WHAT THE TASK REQUIRES →
Write out the records again, exactly, leaving none out.

EXCERPTED RECORDS →

-------------------------

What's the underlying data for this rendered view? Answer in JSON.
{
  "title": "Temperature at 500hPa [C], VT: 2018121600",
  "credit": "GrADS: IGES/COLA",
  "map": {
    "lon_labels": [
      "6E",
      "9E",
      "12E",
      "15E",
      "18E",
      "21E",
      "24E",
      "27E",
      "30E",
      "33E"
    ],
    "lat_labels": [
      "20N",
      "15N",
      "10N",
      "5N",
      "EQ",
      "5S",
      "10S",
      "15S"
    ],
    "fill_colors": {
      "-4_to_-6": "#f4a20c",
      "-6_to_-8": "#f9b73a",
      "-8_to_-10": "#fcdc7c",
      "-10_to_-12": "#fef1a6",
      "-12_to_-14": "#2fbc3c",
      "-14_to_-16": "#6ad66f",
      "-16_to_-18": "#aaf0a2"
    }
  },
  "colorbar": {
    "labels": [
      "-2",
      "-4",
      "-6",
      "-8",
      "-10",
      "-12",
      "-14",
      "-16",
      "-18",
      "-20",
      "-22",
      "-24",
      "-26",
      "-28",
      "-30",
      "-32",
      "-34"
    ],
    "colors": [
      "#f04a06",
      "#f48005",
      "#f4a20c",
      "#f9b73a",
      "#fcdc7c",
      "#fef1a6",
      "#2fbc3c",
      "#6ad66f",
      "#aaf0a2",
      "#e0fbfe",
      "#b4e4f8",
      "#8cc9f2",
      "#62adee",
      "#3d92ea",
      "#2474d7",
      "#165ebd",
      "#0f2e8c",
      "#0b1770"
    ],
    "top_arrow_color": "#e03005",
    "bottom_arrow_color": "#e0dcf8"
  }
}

-------------------------

ANSWER TO THE TASK →
What's the underlying data for this rendered view? Answer in JSON.
{
  "title": "Temperature at 500hPa [C], VT: 2018121600",
  "credit": "GrADS: IGES/COLA",
  "map": {
    "lon_labels": [
      "6E",
      "9E",
      "12E",
      "15E",
      "18E",
      "21E",
      "24E",
      "27E",
      "30E",
      "33E"
    ],
    "lat_labels": [
      "20N",
      "15N",
      "10N",
      "5N",
      "EQ",
      "5S",
      "10S",
      "15S"
    ],
    "fill_colors": {
      "-4_to_-6": "#f4a20c",
      "-6_to_-8": "#f9b73a",
      "-8_to_-10": "#fcdc7c",
      "-10_to_-12": "#fef1a6",
      "-12_to_-14": "#2fbc3c",
      "-14_to_-16": "#6ad66f",
      "-16_to_-18": "#aaf0a2"
    }
  },
  "colorbar": {
    "labels": [
      "-2",
      "-4",
      "-6",
      "-8",
      "-10",
      "-12",
      "-14",
      "-16",
      "-18",
      "-20",
      "-22",
      "-24",
      "-26",
      "-28",
      "-30",
      "-32",
      "-34"
    ],
    "colors": [
      "#f04a06",
      "#f48005",
      "#f4a20c",
      "#f9b73a",
      "#fcdc7c",
      "#fef1a6",
      "#2fbc3c",
      "#6ad66f",
      "#aaf0a2",
      "#e0fbfe",
      "#b4e4f8",
      "#8cc9f2",
      "#62adee",
      "#3d92ea",
      "#2474d7",
      "#165ebd",
      "#0f2e8c",
      "#0b1770"
    ],
    "top_arrow_color": "#e03005",
    "bottom_arrow_color": "#e0dcf8"
  }
}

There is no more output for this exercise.